Directions → Which lines below hold the word "JSON"? Copy all of them.

Dataset →
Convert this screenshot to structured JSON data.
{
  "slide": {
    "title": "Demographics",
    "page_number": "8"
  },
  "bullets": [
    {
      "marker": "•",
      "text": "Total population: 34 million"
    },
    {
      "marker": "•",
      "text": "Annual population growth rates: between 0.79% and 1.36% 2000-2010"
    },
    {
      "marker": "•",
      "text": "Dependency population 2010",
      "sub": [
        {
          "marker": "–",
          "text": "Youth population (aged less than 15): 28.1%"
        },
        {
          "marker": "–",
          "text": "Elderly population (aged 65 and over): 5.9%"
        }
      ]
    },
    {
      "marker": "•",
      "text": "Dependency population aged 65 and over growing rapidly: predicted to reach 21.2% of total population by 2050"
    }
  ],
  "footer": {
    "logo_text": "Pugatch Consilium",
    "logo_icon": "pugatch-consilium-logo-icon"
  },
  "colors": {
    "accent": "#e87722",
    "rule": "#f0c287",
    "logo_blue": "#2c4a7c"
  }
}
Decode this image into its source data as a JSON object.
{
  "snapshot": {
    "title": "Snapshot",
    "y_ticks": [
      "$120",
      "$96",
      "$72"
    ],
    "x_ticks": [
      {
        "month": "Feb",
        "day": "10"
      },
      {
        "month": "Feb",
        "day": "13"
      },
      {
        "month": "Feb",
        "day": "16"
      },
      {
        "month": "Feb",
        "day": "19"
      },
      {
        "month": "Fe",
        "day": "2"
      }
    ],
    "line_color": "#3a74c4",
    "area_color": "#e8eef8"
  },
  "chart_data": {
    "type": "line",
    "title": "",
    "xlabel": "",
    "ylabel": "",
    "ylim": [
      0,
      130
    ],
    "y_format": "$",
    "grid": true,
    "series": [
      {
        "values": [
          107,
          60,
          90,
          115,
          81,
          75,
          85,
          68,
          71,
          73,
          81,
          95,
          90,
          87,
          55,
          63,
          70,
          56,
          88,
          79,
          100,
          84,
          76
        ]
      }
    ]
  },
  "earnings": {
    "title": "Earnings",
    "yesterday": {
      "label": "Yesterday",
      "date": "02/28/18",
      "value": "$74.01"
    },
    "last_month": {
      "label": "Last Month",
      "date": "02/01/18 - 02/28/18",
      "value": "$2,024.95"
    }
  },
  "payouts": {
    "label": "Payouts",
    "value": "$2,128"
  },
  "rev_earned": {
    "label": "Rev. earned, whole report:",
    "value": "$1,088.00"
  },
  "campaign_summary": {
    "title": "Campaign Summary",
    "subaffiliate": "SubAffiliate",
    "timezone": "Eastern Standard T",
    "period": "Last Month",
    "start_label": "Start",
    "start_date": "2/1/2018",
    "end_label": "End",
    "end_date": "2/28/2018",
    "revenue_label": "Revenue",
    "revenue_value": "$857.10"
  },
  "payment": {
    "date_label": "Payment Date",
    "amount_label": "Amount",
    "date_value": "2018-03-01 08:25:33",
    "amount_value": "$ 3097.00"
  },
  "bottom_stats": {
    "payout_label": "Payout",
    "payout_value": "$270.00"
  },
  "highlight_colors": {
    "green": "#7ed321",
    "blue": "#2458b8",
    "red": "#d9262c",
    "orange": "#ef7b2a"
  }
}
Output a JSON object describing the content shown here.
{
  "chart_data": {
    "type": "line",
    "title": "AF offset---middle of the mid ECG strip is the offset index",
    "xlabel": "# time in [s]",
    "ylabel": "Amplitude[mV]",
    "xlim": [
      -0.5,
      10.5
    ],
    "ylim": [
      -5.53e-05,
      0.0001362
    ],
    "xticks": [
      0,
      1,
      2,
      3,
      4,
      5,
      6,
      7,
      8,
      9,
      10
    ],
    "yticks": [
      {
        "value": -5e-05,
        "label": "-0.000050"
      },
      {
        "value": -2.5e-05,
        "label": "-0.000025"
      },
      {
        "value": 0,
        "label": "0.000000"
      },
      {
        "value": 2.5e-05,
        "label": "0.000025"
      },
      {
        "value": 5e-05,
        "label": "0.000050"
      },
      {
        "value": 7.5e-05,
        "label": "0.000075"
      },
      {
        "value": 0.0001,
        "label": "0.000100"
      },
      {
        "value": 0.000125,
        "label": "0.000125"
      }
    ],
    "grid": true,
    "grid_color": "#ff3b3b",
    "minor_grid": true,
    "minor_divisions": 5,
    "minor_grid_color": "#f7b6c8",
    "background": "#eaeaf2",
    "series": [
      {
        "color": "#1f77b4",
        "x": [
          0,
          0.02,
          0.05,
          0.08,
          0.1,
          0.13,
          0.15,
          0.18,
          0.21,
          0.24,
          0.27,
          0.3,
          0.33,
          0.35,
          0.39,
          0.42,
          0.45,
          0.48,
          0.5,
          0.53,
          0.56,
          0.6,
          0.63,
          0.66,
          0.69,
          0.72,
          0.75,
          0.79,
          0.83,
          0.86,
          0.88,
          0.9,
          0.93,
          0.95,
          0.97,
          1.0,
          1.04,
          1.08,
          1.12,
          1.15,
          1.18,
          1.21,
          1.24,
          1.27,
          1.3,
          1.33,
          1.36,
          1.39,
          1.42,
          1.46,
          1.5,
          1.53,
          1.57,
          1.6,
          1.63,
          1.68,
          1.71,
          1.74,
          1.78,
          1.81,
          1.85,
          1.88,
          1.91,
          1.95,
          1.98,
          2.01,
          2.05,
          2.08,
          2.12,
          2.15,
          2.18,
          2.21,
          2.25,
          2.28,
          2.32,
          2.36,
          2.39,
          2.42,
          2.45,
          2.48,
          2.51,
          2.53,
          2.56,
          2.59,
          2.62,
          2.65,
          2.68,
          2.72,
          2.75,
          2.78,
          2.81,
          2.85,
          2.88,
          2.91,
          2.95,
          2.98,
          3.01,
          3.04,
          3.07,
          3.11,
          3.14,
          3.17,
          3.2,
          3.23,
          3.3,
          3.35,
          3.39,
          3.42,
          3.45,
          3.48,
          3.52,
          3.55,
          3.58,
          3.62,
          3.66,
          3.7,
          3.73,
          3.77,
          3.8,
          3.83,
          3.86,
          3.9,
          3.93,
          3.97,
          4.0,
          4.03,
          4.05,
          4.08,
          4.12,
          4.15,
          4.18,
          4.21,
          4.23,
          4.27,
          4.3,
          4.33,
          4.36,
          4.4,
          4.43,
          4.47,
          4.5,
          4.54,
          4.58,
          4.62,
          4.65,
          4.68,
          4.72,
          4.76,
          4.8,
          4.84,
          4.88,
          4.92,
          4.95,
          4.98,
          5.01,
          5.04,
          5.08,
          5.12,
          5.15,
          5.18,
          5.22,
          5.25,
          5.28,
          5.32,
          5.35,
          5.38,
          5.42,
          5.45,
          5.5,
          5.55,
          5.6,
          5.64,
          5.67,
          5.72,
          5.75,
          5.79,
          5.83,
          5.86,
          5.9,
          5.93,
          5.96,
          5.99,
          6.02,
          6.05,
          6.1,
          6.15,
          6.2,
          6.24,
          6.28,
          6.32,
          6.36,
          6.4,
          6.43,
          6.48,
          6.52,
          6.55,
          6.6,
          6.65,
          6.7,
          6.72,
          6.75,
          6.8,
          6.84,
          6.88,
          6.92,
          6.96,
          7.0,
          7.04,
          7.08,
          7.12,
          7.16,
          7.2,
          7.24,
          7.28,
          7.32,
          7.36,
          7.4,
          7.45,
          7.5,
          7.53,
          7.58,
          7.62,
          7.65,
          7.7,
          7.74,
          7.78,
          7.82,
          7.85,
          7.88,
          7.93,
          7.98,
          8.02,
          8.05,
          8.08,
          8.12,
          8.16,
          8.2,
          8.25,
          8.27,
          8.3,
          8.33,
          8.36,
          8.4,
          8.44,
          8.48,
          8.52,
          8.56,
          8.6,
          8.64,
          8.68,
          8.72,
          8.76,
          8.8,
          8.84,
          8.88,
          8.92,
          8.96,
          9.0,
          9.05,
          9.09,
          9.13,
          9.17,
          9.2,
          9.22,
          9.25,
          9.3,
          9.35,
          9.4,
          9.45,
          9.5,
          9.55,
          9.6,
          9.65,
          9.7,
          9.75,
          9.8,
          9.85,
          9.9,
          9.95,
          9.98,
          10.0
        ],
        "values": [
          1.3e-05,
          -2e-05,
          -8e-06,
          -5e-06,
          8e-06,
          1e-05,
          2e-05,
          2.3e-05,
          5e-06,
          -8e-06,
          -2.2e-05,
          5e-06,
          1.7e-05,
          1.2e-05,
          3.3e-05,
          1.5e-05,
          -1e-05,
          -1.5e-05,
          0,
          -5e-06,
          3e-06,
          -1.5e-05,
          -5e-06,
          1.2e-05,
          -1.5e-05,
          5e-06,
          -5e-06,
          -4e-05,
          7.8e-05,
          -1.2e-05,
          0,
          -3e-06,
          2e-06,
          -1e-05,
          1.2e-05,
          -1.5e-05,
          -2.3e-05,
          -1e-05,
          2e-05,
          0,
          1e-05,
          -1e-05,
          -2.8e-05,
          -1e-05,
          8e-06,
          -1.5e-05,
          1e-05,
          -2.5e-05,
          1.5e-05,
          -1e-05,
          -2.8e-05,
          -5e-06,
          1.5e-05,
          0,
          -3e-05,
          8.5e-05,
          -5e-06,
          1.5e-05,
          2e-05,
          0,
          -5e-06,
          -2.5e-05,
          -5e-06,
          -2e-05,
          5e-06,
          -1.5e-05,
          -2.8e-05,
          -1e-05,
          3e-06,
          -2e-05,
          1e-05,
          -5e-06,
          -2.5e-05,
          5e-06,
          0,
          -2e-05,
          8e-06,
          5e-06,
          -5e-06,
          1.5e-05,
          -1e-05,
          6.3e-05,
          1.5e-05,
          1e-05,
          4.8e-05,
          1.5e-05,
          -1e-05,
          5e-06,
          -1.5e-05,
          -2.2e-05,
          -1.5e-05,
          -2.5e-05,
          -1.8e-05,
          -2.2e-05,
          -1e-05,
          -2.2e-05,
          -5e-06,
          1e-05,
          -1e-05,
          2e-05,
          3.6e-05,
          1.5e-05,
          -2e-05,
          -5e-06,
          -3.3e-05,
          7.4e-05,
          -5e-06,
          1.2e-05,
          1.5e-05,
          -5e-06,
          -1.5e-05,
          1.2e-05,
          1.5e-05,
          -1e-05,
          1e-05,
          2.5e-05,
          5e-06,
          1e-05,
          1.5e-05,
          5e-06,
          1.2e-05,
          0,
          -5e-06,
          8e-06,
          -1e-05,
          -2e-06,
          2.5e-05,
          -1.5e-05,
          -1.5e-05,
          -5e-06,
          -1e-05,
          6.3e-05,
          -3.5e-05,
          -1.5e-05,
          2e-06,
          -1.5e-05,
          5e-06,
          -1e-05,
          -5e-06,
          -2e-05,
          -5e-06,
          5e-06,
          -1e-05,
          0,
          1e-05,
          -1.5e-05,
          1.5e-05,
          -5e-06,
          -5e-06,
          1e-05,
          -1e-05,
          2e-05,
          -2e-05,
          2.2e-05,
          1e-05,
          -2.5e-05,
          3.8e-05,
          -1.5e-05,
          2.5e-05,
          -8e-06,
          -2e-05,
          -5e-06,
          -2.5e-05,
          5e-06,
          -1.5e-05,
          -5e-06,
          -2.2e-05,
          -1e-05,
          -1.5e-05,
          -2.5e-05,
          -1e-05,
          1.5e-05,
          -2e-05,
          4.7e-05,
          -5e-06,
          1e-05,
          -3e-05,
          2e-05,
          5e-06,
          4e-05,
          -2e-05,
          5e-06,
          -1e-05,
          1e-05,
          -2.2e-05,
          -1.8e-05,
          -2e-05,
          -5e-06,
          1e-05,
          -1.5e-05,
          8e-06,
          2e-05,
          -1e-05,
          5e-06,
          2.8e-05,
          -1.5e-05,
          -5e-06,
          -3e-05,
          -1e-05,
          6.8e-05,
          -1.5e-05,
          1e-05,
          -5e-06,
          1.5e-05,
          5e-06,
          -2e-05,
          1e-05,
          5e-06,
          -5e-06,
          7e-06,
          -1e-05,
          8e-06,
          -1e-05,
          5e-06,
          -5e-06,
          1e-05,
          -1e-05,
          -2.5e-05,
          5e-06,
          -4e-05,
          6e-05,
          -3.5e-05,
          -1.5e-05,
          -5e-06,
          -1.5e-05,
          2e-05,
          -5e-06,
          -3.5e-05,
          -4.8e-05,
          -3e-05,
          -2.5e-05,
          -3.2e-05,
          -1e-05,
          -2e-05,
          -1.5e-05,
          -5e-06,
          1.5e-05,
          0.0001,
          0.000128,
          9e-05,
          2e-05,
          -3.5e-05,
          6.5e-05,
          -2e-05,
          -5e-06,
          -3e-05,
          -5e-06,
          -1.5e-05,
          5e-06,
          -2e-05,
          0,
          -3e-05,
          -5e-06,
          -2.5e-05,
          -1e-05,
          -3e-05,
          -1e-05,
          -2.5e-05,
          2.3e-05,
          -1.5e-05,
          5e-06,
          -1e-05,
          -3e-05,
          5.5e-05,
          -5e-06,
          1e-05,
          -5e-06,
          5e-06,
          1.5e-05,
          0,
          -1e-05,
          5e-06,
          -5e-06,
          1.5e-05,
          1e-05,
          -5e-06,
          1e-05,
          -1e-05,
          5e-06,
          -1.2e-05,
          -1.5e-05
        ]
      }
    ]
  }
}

Expected answer →
Convert this screenshot to structured JSON data.
Decode this image into its source data as a JSON object.
Output a JSON object describing the content shown here.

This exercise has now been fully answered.